▼

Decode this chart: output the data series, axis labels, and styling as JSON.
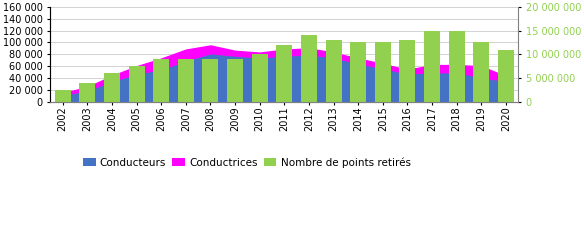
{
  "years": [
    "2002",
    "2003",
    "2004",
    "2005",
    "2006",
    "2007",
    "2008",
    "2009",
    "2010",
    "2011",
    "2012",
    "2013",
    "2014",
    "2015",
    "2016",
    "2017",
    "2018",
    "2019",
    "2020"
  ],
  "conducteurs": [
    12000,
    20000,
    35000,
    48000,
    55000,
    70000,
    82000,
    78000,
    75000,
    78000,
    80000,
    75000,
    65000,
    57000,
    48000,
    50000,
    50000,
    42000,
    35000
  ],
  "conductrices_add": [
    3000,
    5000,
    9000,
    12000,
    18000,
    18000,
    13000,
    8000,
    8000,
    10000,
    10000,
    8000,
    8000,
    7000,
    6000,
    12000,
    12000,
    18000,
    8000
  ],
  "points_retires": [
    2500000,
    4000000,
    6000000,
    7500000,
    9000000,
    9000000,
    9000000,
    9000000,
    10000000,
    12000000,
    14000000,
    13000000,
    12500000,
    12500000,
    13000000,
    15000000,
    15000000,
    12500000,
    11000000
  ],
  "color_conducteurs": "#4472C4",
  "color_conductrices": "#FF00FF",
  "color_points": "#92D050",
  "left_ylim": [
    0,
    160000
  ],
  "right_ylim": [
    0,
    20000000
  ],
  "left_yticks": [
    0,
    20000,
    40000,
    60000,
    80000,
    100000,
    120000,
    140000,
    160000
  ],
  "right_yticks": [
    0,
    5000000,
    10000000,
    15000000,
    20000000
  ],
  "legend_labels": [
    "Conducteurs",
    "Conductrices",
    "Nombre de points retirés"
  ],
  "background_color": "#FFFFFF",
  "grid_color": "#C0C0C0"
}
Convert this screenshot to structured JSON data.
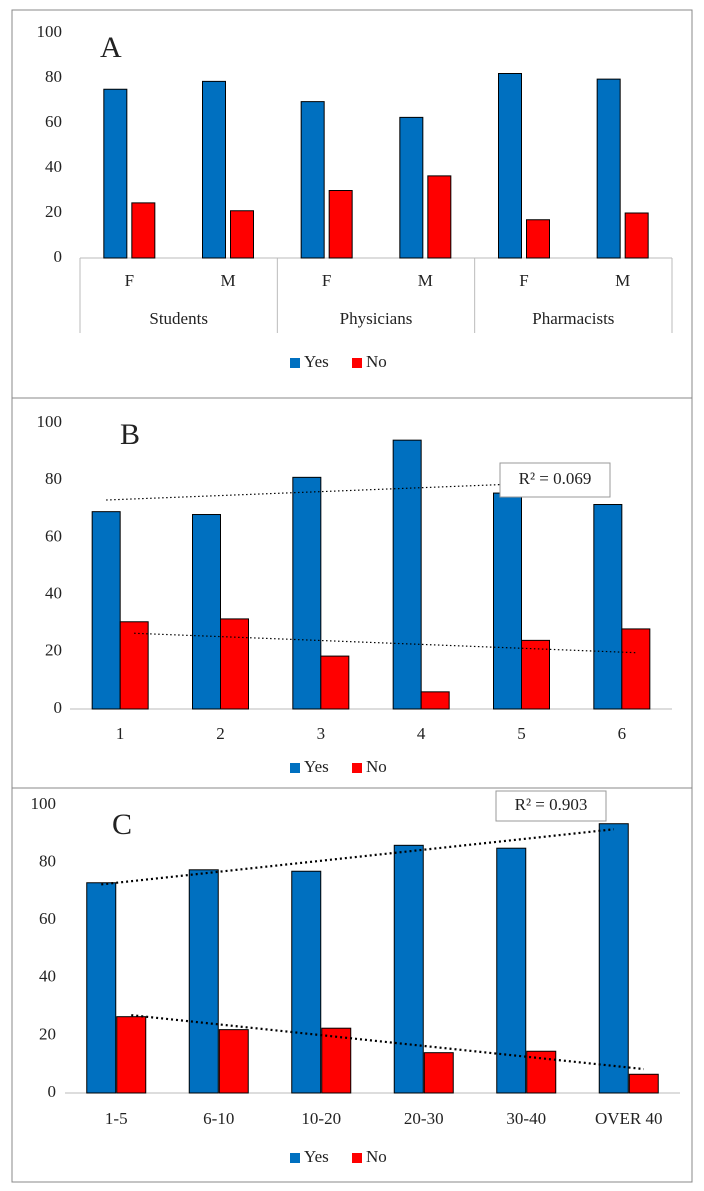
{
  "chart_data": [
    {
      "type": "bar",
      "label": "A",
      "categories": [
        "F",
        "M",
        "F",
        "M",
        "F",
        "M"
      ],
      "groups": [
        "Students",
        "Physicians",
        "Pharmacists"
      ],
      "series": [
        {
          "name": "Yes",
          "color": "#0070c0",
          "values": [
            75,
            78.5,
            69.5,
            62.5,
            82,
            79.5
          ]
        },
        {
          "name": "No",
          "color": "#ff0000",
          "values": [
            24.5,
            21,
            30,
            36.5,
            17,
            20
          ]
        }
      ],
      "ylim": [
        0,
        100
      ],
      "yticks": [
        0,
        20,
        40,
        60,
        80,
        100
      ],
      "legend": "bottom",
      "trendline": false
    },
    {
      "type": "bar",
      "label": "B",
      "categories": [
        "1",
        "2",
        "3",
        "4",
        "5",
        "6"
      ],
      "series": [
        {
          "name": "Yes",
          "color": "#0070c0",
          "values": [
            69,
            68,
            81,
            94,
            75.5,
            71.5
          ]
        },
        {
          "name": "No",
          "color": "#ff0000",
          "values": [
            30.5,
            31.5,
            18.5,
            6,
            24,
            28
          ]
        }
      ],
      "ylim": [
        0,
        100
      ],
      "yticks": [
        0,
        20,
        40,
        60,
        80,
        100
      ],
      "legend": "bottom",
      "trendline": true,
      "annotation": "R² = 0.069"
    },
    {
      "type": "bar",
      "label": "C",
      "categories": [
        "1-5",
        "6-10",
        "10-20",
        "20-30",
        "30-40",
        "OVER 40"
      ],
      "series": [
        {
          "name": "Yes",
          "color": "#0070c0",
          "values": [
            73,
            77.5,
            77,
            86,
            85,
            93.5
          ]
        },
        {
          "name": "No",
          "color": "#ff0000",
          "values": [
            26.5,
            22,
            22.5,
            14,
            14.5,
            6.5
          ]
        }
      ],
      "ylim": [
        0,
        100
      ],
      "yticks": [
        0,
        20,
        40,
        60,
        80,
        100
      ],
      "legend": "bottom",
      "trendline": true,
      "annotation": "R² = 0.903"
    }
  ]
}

▲

Copy the records above exactly, omitting every picture.

> **IN RESPONSE**:
Decode this chart: output the data series, axis labels, and styling as JSON.
{
  "years": [
    "2002",
    "2003",
    "2004",
    "2005",
    "2006",
    "2007",
    "2008",
    "2009",
    "2010",
    "2011",
    "2012",
    "2013",
    "2014",
    "2015",
    "2016",
    "2017",
    "2018",
    "2019",
    "2020"
  ],
  "conducteurs": [
    12000,
    20000,
    35000,
    48000,
    55000,
    70000,
    82000,
    78000,
    75000,
    78000,
    80000,
    75000,
    65000,
    57000,
    48000,
    50000,
    50000,
    42000,
    35000
  ],
  "conductrices_add": [
    3000,
    5000,
    9000,
    12000,
    18000,
    18000,
    13000,
    8000,
    8000,
    10000,
    10000,
    8000,
    8000,
    7000,
    6000,
    12000,
    12000,
    18000,
    8000
  ],
  "points_retires": [
    2500000,
    4000000,
    6000000,
    7500000,
    9000000,
    9000000,
    9000000,
    9000000,
    10000000,
    12000000,
    14000000,
    13000000,
    12500000,
    12500000,
    13000000,
    15000000,
    15000000,
    12500000,
    11000000
  ],
  "color_conducteurs": "#4472C4",
  "color_conductrices": "#FF00FF",
  "color_points": "#92D050",
  "left_ylim": [
    0,
    160000
  ],
  "right_ylim": [
    0,
    20000000
  ],
  "left_yticks": [
    0,
    20000,
    40000,
    60000,
    80000,
    100000,
    120000,
    140000,
    160000
  ],
  "right_yticks": [
    0,
    5000000,
    10000000,
    15000000,
    20000000
  ],
  "legend_labels": [
    "Conducteurs",
    "Conductrices",
    "Nombre de points retirés"
  ],
  "background_color": "#FFFFFF",
  "grid_color": "#C0C0C0"
}
Convert this screenshot to structured JSON data.
{
  "chart_data": [
    {
      "type": "bar",
      "label": "A",
      "categories": [
        "F",
        "M",
        "F",
        "M",
        "F",
        "M"
      ],
      "groups": [
        "Students",
        "Physicians",
        "Pharmacists"
      ],
      "series": [
        {
          "name": "Yes",
          "color": "#0070c0",
          "values": [
            75,
            78.5,
            69.5,
            62.5,
            82,
            79.5
          ]
        },
        {
          "name": "No",
          "color": "#ff0000",
          "values": [
            24.5,
            21,
            30,
            36.5,
            17,
            20
          ]
        }
      ],
      "ylim": [
        0,
        100
      ],
      "yticks": [
        0,
        20,
        40,
        60,
        80,
        100
      ],
      "legend": "bottom",
      "trendline": false
    },
    {
      "type": "bar",
      "label": "B",
      "categories": [
        "1",
        "2",
        "3",
        "4",
        "5",
        "6"
      ],
      "series": [
        {
          "name": "Yes",
          "color": "#0070c0",
          "values": [
            69,
            68,
            81,
            94,
            75.5,
            71.5
          ]
        },
        {
          "name": "No",
          "color": "#ff0000",
          "values": [
            30.5,
            31.5,
            18.5,
            6,
            24,
            28
          ]
        }
      ],
      "ylim": [
        0,
        100
      ],
      "yticks": [
        0,
        20,
        40,
        60,
        80,
        100
      ],
      "legend": "bottom",
      "trendline": true,
      "annotation": "R² = 0.069"
    },
    {
      "type": "bar",
      "label": "C",
      "categories": [
        "1-5",
        "6-10",
        "10-20",
        "20-30",
        "30-40",
        "OVER 40"
      ],
      "series": [
        {
          "name": "Yes",
          "color": "#0070c0",
          "values": [
            73,
            77.5,
            77,
            86,
            85,
            93.5
          ]
        },
        {
          "name": "No",
          "color": "#ff0000",
          "values": [
            26.5,
            22,
            22.5,
            14,
            14.5,
            6.5
          ]
        }
      ],
      "ylim": [
        0,
        100
      ],
      "yticks": [
        0,
        20,
        40,
        60,
        80,
        100
      ],
      "legend": "bottom",
      "trendline": true,
      "annotation": "R² = 0.903"
    }
  ]
}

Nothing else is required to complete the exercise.